===== Data for this exercise =====
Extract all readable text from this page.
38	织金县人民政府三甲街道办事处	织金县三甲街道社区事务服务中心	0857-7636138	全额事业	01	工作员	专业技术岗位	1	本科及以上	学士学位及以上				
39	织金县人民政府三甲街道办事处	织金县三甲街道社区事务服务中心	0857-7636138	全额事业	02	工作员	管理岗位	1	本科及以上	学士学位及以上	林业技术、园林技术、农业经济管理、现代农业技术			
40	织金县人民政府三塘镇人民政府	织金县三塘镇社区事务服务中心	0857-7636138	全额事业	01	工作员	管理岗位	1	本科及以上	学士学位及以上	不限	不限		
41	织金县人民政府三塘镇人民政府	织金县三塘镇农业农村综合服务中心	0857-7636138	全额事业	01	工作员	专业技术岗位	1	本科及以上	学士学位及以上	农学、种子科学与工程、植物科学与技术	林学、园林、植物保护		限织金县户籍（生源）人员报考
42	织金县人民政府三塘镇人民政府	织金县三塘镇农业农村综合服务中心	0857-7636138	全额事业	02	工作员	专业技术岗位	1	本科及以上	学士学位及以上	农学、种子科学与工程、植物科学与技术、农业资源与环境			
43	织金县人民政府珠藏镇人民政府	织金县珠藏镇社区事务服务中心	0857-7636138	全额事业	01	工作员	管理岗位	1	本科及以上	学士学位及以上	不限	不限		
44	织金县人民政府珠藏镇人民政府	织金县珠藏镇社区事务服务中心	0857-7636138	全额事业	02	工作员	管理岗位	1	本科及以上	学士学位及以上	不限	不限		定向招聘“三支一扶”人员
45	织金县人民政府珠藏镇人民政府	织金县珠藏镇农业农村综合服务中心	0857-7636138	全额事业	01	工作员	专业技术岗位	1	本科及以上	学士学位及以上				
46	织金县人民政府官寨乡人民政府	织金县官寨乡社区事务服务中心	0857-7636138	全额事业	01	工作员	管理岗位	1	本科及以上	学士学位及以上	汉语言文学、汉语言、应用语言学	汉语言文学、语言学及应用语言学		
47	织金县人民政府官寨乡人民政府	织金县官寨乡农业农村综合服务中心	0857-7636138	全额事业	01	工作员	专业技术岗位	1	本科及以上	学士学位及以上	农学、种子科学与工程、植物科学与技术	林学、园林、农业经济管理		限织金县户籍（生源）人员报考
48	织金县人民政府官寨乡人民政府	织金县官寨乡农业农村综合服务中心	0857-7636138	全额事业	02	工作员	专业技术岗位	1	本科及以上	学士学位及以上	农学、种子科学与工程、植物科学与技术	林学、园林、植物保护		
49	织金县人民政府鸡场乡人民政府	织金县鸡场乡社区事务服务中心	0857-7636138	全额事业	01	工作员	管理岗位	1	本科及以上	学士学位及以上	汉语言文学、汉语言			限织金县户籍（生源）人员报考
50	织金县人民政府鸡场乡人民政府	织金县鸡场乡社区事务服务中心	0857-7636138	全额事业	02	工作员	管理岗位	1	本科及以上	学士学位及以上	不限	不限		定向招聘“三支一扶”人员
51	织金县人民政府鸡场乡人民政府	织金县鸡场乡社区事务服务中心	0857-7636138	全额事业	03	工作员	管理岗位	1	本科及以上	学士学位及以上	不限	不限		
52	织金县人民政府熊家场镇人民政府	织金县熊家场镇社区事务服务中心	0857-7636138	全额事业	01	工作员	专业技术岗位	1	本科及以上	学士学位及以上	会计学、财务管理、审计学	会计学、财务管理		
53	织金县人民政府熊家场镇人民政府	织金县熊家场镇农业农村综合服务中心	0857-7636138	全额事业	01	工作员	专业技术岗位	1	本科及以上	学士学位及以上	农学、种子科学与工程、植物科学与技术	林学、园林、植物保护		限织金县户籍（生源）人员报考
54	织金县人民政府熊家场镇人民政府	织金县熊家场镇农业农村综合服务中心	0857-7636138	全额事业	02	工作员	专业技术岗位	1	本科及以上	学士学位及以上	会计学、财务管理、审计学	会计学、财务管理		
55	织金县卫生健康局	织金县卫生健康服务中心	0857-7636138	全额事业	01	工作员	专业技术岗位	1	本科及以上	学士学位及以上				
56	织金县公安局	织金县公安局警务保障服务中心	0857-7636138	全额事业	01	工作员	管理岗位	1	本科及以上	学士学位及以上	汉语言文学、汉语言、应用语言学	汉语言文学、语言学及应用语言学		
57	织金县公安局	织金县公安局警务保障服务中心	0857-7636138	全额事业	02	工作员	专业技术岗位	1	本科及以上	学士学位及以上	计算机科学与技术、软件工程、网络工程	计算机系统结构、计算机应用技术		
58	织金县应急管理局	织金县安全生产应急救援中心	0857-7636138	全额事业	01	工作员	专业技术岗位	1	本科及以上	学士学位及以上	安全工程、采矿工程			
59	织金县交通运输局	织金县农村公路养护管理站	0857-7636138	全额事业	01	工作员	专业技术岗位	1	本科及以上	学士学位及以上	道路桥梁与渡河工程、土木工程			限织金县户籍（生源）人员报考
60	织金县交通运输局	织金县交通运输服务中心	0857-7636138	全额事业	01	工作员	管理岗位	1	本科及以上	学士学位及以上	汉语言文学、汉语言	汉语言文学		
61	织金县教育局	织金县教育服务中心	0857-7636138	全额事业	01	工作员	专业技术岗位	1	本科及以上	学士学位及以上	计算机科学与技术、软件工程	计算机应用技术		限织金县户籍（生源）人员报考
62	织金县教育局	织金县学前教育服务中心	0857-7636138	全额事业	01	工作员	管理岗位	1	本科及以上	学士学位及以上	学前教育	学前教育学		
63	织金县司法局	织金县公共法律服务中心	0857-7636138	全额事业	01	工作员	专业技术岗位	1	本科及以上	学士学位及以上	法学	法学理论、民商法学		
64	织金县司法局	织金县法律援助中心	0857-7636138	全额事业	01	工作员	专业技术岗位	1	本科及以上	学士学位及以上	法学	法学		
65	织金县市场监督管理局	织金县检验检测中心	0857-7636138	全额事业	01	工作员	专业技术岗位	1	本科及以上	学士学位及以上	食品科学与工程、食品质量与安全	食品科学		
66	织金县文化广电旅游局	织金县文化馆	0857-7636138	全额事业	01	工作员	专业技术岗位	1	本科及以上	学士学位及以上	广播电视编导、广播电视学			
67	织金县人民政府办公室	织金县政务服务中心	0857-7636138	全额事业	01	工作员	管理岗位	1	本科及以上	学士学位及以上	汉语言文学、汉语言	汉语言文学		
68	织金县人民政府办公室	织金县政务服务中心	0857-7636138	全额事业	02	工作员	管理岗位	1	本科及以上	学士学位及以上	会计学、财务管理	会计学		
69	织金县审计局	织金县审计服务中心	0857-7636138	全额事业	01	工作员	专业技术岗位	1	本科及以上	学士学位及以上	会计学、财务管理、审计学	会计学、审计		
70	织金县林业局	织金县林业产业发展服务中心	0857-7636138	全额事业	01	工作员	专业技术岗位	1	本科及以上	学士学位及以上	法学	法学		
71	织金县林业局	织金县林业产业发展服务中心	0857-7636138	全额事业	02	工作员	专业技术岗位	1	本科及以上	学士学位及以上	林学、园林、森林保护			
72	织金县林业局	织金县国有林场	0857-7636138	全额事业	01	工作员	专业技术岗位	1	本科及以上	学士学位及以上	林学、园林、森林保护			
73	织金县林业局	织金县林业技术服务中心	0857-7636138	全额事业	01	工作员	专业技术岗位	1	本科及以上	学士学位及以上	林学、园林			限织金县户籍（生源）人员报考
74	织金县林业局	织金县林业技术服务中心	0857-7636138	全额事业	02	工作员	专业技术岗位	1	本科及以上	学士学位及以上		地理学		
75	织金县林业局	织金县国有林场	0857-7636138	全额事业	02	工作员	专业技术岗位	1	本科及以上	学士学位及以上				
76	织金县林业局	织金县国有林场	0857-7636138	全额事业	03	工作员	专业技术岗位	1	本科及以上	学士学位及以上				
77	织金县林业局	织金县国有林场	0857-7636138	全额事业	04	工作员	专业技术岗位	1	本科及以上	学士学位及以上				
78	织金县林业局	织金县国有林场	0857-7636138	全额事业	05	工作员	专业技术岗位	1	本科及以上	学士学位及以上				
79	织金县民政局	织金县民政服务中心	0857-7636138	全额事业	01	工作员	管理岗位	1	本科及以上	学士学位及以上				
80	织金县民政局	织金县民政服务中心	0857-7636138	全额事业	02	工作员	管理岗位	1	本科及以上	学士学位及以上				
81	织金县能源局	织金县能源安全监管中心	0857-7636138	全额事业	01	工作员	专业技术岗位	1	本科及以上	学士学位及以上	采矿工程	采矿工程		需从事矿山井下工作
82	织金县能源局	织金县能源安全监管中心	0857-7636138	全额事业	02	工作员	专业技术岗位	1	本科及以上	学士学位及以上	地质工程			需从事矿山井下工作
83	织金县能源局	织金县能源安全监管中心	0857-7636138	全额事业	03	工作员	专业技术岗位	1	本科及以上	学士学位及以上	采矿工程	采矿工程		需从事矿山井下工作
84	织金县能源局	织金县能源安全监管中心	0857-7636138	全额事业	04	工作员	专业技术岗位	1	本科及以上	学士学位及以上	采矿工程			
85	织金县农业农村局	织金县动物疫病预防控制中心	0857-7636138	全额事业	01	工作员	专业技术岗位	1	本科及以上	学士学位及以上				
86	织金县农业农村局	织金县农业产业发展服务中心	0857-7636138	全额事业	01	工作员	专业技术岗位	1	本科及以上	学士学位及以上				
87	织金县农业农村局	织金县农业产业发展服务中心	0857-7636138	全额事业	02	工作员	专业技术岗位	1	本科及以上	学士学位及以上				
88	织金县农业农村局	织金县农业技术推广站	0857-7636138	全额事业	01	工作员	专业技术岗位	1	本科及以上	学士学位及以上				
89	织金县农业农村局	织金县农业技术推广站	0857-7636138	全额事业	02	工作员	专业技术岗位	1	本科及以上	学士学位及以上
=====
Challenge:
Search the data for the word "织金县三甲街道社区事务服务中心" and copy each line where it appears.

Written response:
38	织金县人民政府三甲街道办事处	织金县三甲街道社区事务服务中心	0857-7636138	全额事业	01	工作员	专业技术岗位	1	本科及以上	学士学位及以上				
39	织金县人民政府三甲街道办事处	织金县三甲街道社区事务服务中心	0857-7636138	全额事业	02	工作员	管理岗位	1	本科及以上	学士学位及以上	林业技术、园林技术、农业经济管理、现代农业技术			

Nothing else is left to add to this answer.